§ **INSTRUCTIONS TO FOLLOW**: Locate all lines with the word "text". Copy them.

** begin PROVIDED RECORDS **

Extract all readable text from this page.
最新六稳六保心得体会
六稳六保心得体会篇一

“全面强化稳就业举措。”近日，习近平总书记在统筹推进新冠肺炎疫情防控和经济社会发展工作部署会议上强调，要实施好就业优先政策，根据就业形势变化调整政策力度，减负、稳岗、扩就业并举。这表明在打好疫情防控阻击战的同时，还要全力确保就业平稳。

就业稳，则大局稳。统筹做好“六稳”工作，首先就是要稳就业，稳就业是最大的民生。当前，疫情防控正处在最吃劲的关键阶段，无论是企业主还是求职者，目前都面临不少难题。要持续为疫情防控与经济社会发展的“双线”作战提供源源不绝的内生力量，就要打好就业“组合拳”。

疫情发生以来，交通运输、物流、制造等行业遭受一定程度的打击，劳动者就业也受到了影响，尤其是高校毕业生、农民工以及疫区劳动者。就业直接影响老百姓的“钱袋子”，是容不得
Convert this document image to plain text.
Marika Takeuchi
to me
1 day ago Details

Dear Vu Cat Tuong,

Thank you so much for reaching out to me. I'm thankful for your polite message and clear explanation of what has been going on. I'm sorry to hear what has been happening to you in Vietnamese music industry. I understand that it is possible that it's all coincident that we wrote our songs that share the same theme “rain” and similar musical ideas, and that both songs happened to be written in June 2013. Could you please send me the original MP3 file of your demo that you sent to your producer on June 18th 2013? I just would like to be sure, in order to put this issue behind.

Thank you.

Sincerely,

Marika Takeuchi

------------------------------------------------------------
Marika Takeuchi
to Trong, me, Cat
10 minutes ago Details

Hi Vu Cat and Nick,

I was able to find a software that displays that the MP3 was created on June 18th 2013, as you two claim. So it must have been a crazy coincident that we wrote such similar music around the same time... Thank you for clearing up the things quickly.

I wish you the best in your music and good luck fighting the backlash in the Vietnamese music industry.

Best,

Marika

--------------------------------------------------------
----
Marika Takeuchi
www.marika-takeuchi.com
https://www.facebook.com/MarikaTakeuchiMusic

** end PROVIDED RECORDS **

§ **SOLVED EXERCISE**:
Extract all readable text from this page.
Convert this document image to plain text.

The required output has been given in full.